EXERCISE DETAILS: From the listing below, return each line that includes "title".

RECORDS SHOWN:

#####

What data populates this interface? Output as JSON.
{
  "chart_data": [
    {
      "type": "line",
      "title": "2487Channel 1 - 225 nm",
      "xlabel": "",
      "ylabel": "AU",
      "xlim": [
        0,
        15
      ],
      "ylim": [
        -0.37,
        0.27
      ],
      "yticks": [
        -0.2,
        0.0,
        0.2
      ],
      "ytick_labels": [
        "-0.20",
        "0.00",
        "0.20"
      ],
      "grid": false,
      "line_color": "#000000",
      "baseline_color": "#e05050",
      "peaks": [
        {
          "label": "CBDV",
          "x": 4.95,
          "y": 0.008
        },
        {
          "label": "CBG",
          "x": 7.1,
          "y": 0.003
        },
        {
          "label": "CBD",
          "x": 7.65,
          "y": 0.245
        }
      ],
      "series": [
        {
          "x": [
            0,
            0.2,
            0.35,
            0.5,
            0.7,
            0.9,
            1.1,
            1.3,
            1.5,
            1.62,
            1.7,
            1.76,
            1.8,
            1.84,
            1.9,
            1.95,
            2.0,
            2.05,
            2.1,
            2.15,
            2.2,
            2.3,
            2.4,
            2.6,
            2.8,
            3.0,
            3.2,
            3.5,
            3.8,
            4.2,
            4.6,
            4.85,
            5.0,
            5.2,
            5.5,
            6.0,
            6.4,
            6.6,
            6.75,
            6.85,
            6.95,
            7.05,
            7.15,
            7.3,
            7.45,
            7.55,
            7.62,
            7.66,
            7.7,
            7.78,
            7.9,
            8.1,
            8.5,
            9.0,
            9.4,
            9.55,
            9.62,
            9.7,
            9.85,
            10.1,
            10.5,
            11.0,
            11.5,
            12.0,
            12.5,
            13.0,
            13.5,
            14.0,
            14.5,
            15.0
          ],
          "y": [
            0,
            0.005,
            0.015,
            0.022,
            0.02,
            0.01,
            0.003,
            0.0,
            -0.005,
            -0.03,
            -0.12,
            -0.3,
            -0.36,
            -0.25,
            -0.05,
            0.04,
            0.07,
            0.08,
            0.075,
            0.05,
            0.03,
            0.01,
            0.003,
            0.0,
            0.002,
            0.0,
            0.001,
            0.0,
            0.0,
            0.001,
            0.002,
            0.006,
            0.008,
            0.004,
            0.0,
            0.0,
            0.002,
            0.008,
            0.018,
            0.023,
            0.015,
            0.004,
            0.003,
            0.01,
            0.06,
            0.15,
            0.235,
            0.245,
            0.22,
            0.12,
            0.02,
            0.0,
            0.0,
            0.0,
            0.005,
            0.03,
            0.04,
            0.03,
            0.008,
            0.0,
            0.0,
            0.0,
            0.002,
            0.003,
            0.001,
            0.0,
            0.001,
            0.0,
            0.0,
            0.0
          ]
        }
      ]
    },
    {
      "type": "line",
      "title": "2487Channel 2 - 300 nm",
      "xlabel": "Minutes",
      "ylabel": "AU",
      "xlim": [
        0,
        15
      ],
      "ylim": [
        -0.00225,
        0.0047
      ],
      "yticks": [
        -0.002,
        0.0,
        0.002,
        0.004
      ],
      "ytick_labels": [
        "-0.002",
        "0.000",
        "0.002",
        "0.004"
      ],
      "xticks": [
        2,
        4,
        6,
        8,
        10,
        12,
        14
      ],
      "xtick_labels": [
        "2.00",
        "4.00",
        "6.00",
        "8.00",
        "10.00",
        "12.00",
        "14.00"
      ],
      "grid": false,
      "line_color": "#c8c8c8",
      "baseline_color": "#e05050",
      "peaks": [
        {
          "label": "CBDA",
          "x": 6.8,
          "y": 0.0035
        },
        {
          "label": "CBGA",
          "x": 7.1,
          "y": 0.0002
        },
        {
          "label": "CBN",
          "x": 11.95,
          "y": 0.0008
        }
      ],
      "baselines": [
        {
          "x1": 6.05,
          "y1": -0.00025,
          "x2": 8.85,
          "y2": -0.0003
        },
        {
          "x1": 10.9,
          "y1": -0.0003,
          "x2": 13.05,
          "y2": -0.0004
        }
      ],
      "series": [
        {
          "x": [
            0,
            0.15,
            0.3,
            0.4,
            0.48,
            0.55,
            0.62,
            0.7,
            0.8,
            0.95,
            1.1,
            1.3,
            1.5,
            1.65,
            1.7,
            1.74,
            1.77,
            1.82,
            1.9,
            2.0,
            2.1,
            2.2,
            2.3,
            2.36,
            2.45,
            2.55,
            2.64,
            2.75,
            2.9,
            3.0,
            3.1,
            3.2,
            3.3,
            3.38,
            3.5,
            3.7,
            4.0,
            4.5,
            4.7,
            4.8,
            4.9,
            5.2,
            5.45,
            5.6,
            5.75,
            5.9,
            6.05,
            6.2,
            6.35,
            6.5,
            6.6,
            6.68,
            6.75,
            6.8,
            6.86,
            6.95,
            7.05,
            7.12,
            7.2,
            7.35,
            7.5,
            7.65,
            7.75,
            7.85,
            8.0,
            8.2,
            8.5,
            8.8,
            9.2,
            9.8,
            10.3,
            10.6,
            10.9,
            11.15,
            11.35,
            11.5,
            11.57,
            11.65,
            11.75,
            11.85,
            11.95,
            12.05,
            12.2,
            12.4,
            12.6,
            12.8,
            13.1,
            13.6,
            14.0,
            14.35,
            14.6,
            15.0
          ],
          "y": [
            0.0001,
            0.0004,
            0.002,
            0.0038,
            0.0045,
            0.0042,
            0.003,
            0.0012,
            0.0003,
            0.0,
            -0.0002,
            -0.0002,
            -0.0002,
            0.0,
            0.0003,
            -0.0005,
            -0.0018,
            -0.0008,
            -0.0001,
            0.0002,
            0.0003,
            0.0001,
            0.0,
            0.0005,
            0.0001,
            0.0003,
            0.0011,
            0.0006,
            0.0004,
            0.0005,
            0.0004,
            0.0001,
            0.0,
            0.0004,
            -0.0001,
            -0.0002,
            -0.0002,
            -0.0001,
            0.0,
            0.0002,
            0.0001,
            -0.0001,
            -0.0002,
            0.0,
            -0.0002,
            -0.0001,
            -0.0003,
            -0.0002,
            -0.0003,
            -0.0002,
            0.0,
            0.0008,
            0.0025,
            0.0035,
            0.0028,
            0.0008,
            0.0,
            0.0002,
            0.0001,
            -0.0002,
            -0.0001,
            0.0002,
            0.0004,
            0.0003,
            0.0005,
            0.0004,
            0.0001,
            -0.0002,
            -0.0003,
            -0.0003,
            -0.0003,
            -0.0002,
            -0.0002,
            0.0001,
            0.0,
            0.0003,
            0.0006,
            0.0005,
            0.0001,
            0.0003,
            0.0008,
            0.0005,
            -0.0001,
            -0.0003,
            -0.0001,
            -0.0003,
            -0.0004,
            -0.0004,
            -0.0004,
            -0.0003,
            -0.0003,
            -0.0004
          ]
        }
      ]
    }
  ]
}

#####

OUTPUT OF THE EXERCISE:
      "title": "2487Channel 1 - 225 nm",
      "title": "2487Channel 2 - 300 nm",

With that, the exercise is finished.